◆ **GOAL**
Go through the material below and count the lines with the string "Staking"; the number is the whole answer.

◆ **RECORDS PROVIDED**
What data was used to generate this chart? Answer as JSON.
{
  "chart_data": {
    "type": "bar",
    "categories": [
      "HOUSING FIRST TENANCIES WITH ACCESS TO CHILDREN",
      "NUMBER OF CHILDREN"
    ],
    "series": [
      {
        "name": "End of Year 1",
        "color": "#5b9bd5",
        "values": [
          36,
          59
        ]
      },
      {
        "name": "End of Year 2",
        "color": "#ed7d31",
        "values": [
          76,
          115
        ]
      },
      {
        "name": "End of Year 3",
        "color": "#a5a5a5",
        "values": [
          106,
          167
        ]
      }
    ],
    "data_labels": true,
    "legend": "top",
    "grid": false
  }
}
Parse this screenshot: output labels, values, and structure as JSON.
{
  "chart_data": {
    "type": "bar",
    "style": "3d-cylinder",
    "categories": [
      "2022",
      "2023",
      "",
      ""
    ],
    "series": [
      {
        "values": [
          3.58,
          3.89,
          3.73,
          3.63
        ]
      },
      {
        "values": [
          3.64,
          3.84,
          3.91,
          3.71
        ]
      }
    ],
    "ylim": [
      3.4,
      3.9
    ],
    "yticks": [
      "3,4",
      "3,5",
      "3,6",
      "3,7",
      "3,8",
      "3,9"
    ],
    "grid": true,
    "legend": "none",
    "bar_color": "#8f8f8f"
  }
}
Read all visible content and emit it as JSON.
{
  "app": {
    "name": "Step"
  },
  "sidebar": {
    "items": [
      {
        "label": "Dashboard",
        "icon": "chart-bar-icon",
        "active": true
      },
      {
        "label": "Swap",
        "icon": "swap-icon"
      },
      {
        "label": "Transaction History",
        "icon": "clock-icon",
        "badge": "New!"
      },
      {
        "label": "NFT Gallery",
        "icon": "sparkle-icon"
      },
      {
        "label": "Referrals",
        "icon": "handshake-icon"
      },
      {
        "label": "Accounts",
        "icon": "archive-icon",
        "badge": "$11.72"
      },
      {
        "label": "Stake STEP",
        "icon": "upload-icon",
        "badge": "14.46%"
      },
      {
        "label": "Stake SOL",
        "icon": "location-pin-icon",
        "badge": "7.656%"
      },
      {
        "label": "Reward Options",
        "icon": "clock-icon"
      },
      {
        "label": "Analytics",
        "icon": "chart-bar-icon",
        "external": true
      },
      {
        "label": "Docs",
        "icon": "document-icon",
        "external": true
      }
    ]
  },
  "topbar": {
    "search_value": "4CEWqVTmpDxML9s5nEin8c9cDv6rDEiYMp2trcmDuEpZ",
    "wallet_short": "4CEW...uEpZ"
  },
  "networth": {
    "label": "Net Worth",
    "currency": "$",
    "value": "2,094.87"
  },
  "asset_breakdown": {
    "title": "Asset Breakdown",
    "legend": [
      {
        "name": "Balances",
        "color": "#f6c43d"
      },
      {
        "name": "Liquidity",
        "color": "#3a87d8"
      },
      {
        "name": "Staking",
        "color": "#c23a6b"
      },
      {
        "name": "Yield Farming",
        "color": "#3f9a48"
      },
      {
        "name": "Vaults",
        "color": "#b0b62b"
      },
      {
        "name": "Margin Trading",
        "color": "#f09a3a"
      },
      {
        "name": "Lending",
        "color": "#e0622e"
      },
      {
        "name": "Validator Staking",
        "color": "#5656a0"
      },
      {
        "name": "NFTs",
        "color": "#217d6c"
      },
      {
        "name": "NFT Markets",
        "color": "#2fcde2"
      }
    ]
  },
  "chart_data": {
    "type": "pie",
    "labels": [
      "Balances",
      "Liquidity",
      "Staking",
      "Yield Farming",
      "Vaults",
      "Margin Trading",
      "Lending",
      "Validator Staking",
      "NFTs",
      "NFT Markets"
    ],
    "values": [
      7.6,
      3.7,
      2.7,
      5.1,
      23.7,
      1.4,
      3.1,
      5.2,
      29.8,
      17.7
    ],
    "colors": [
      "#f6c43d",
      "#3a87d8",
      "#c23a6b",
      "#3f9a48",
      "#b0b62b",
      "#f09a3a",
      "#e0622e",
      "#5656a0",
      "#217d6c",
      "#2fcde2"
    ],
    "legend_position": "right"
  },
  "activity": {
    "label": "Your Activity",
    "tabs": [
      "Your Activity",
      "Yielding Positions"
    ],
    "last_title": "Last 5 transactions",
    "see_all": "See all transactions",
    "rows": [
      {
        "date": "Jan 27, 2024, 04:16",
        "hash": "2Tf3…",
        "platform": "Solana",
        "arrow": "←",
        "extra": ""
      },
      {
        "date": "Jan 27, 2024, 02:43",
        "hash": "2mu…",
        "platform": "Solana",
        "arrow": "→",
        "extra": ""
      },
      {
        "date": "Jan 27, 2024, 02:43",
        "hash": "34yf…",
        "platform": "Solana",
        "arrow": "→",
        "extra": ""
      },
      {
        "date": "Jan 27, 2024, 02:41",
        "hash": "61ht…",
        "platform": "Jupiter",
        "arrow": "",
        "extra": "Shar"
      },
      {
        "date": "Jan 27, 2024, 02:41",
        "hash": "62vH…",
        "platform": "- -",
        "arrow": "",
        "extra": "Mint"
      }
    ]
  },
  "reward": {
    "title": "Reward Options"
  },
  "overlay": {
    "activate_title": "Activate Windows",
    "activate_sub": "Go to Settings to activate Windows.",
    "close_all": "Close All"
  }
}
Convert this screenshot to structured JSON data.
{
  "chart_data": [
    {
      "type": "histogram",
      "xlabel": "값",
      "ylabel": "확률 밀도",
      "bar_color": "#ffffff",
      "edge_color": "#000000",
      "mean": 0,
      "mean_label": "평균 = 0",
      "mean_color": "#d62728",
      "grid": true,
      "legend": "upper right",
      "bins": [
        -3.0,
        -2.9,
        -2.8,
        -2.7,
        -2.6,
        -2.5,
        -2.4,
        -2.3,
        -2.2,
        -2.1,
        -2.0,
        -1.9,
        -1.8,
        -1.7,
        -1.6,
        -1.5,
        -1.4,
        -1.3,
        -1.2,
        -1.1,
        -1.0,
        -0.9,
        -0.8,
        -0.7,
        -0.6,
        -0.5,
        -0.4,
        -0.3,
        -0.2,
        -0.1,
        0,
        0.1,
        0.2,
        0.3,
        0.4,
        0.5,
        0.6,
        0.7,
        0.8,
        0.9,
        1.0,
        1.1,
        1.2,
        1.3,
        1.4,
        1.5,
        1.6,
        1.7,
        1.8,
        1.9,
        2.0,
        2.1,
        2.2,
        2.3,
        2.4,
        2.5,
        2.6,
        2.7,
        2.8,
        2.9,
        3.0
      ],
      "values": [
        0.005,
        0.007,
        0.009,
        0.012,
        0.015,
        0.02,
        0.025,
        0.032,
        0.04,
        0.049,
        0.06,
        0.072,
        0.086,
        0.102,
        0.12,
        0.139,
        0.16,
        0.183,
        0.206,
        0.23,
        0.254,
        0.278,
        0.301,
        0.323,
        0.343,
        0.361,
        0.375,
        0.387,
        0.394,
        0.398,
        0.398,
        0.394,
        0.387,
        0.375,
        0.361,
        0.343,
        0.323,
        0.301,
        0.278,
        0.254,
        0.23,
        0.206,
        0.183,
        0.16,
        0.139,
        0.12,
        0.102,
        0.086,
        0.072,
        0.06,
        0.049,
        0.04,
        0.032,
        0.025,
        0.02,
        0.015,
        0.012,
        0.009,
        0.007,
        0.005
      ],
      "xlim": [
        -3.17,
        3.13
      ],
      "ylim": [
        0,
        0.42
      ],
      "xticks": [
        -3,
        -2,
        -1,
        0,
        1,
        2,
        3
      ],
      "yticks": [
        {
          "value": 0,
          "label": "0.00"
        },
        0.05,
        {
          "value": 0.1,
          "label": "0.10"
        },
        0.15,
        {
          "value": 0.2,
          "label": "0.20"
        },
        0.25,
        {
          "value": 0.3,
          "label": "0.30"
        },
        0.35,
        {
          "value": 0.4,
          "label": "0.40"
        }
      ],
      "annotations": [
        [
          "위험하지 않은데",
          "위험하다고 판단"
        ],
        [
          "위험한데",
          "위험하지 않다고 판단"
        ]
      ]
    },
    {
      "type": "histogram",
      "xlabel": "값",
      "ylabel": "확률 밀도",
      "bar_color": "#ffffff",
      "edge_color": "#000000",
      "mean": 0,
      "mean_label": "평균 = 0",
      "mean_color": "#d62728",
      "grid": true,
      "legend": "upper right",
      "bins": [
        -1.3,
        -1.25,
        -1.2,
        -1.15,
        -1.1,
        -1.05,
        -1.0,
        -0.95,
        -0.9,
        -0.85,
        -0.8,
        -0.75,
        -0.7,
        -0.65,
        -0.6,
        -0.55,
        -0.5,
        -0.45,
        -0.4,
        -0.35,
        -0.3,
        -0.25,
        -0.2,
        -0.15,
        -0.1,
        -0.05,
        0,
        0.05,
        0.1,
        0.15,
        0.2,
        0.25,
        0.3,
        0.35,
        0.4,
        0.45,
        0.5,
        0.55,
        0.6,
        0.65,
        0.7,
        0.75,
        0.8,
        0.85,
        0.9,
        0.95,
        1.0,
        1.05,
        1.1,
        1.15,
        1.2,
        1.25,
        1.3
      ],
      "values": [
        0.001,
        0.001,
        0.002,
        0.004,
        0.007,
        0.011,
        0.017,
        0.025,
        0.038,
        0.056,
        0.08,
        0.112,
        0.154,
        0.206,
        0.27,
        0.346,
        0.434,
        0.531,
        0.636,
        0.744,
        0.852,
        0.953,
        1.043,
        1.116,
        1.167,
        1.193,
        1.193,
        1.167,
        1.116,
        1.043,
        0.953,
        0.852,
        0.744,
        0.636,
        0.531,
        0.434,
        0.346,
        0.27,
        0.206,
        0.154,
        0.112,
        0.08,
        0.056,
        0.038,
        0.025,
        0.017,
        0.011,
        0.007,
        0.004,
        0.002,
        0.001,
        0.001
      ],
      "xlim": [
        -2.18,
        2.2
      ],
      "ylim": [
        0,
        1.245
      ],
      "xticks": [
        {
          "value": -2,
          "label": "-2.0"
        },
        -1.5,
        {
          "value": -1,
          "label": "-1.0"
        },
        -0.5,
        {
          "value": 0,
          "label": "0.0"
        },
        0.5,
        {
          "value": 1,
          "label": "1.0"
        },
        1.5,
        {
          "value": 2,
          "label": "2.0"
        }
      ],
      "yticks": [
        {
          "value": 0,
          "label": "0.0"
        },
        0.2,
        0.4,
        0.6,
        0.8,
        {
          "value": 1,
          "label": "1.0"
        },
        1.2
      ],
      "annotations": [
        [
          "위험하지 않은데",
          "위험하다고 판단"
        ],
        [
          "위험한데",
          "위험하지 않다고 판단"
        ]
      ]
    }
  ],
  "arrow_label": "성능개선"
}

◆ **OUTPUT BELOW**
4